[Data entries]
— Start —

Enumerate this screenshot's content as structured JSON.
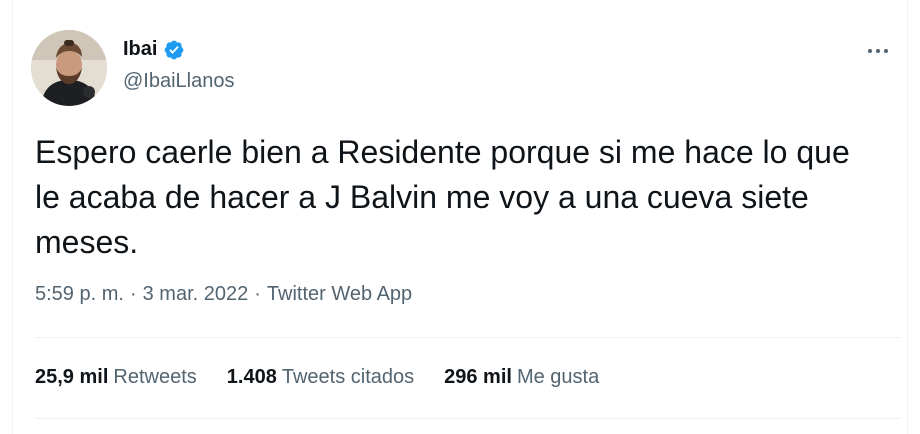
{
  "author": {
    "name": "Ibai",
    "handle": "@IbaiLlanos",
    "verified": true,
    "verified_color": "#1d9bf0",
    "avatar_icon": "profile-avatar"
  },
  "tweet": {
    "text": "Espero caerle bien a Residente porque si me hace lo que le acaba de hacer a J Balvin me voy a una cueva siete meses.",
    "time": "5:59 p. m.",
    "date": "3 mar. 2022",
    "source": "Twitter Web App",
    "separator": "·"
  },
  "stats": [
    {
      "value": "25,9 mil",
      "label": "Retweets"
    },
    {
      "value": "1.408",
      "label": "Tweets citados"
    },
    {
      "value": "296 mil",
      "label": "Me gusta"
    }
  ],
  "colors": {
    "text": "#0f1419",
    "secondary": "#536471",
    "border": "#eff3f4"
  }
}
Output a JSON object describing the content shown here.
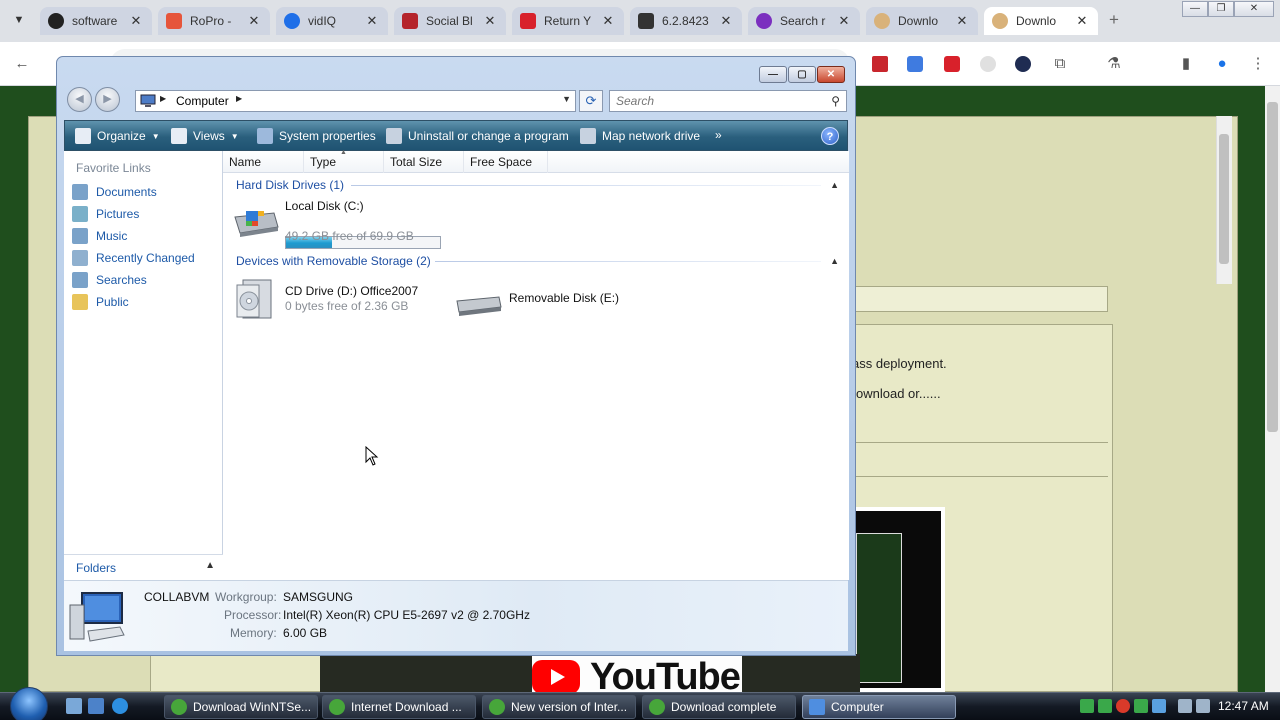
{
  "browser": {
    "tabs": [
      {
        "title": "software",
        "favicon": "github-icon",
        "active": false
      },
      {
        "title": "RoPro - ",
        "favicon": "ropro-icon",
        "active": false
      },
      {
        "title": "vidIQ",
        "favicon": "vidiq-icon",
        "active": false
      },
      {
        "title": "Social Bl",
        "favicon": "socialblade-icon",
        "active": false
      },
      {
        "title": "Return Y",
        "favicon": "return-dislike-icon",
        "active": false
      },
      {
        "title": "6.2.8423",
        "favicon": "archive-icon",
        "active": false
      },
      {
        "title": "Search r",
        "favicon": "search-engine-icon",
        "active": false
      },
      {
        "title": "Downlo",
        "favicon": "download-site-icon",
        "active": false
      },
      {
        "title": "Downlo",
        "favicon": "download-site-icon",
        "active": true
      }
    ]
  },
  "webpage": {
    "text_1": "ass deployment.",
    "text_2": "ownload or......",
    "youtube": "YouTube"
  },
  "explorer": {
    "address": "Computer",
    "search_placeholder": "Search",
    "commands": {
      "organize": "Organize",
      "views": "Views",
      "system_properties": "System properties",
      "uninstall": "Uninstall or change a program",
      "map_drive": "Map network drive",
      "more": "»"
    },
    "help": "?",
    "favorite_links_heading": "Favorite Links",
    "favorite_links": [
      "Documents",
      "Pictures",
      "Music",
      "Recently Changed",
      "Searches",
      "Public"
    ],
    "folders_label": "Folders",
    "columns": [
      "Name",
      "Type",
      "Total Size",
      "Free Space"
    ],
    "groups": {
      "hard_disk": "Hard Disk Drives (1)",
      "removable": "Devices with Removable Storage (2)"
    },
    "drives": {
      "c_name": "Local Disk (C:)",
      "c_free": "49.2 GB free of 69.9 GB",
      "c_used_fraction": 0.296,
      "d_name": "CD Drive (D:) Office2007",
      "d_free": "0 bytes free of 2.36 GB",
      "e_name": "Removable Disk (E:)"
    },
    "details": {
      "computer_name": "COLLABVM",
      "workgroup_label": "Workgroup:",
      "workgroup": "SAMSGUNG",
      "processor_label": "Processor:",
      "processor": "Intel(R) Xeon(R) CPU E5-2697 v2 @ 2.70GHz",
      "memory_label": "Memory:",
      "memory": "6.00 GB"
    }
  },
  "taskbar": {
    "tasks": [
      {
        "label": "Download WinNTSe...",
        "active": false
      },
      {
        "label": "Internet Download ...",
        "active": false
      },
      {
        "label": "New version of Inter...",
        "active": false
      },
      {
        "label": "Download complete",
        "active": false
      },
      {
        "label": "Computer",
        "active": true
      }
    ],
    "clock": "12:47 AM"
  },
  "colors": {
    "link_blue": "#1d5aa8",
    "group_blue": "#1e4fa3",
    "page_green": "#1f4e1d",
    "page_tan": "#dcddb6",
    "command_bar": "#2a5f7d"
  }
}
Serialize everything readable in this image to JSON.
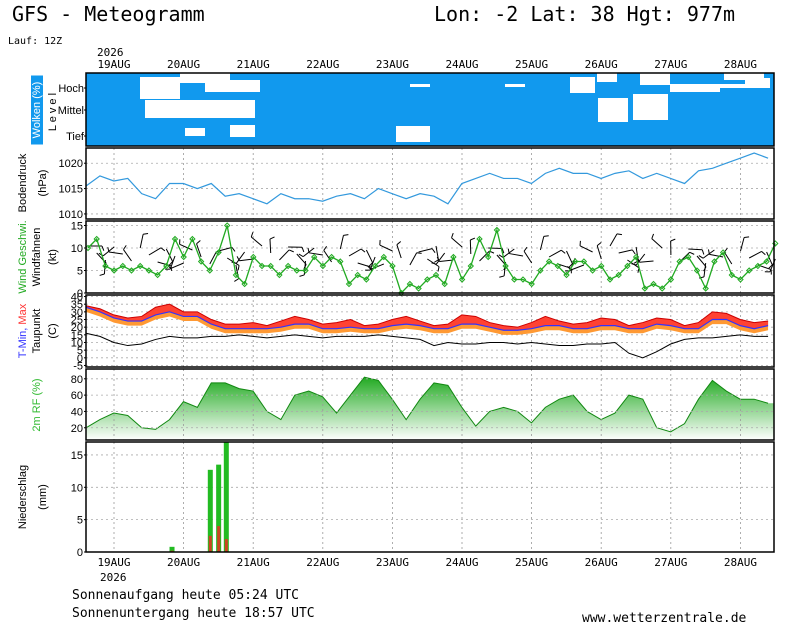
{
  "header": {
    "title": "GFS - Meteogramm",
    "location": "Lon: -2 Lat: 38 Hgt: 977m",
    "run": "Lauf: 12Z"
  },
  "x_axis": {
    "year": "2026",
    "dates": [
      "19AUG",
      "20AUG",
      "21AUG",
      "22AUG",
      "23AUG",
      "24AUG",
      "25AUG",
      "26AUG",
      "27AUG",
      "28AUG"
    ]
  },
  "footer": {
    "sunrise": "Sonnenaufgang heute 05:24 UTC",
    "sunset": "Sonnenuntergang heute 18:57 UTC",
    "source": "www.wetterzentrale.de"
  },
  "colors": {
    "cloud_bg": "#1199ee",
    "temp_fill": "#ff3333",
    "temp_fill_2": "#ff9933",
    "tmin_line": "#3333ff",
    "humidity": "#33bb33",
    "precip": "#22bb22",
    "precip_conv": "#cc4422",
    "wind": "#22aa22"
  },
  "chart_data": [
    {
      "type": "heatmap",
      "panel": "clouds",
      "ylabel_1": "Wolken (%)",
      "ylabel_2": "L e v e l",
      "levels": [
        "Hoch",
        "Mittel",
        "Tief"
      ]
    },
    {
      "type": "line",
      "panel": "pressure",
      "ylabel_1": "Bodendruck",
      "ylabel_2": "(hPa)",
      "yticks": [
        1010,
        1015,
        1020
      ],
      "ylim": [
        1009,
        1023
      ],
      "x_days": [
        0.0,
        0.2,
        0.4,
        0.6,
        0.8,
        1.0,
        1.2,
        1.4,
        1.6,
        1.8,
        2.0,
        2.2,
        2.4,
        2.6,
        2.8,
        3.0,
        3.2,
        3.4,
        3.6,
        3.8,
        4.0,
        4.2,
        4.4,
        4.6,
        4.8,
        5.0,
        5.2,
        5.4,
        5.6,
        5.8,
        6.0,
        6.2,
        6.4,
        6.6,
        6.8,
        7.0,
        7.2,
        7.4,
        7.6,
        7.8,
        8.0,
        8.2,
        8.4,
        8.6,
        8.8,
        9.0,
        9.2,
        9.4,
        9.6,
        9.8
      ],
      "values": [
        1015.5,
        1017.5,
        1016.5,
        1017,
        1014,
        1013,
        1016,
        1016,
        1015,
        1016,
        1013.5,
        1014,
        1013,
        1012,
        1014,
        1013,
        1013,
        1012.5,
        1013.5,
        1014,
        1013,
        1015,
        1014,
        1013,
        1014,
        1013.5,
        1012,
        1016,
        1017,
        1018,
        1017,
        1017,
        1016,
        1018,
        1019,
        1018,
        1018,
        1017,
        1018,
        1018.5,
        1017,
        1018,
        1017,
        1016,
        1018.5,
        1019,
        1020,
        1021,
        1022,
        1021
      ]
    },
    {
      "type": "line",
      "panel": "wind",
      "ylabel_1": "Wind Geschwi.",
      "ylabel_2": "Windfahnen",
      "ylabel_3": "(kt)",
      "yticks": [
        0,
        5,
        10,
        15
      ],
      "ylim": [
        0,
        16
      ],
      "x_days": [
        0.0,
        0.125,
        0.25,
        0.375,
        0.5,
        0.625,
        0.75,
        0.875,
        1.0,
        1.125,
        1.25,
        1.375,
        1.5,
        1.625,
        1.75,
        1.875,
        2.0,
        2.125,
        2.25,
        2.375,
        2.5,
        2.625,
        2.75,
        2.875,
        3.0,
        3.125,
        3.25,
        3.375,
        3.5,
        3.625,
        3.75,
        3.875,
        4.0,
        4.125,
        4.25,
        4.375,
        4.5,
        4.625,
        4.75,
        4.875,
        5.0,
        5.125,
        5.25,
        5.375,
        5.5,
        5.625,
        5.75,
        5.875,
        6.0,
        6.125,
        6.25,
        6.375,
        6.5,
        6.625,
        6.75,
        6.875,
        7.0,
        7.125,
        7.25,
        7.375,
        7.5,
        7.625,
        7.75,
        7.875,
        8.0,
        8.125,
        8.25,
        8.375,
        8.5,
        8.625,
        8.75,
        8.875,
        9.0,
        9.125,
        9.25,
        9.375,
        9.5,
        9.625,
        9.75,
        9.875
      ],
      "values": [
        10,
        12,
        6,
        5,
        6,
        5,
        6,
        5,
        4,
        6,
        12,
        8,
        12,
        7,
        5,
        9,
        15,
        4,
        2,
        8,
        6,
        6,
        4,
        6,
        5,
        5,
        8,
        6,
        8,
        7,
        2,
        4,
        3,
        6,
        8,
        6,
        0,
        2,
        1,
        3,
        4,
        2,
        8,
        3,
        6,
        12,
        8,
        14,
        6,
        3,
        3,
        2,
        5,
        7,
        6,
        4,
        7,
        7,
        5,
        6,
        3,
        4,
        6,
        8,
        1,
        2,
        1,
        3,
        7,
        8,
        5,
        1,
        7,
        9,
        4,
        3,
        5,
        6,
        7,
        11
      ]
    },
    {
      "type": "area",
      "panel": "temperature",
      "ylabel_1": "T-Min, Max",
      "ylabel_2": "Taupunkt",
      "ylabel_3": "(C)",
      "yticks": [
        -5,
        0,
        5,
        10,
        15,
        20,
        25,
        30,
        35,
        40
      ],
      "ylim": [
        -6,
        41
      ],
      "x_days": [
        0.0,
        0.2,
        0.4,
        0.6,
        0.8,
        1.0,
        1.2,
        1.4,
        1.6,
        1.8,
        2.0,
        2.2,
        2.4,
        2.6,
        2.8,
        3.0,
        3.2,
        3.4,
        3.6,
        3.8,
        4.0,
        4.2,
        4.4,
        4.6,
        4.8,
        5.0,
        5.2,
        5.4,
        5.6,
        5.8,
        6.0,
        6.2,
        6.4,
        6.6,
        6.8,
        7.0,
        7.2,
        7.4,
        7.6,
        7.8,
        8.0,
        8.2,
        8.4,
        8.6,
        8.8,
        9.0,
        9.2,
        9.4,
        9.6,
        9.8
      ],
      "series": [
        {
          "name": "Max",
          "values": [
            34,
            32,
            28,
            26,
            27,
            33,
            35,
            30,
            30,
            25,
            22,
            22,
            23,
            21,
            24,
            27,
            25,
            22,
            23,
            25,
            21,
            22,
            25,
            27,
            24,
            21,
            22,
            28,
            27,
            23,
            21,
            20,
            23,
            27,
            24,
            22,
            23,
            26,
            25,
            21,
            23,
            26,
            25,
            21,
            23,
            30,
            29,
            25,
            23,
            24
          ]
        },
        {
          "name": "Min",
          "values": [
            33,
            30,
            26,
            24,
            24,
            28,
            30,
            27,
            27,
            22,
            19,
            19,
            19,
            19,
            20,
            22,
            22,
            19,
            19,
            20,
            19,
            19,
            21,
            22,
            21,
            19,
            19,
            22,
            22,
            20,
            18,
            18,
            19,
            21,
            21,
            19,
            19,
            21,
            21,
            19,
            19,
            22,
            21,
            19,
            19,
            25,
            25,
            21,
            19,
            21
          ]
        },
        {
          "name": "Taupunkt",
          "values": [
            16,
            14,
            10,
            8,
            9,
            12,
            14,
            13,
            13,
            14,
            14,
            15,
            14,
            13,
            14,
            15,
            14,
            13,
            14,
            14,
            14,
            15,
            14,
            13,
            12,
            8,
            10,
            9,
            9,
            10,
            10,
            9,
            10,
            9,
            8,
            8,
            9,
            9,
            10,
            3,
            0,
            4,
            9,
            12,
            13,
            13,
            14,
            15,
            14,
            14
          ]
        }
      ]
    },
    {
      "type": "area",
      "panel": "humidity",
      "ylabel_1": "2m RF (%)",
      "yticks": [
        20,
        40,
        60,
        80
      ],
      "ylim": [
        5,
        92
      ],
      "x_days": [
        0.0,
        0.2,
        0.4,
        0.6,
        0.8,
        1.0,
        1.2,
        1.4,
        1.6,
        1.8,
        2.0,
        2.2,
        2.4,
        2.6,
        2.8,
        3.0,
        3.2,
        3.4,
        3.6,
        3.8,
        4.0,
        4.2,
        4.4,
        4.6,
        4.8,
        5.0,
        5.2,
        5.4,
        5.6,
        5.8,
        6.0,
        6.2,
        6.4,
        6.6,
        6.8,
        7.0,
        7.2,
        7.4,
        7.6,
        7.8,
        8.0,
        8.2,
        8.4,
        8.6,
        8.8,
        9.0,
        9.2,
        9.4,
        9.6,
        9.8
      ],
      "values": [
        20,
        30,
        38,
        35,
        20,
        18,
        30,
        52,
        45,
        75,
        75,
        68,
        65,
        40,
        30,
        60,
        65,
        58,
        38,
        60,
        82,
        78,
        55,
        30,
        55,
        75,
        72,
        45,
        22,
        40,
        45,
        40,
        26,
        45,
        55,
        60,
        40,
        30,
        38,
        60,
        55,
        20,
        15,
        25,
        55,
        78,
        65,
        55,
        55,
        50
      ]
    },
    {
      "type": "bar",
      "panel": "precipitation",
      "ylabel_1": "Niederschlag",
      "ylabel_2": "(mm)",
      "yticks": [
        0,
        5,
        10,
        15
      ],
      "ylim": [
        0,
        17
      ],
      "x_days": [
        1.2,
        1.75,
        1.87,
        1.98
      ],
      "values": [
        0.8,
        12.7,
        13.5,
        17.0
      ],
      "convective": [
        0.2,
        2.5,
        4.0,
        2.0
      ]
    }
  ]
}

— End —

Where a line of the entries contains the word "favicon", copy that line.

* Reply:
        "favicon": "github-icon",
        "favicon": "ropro-icon",
        "favicon": "vidiq-icon",
        "favicon": "socialblade-icon",
        "favicon": "return-dislike-icon",
        "favicon": "archive-icon",
        "favicon": "search-engine-icon",
        "favicon": "download-site-icon",
        "favicon": "download-site-icon",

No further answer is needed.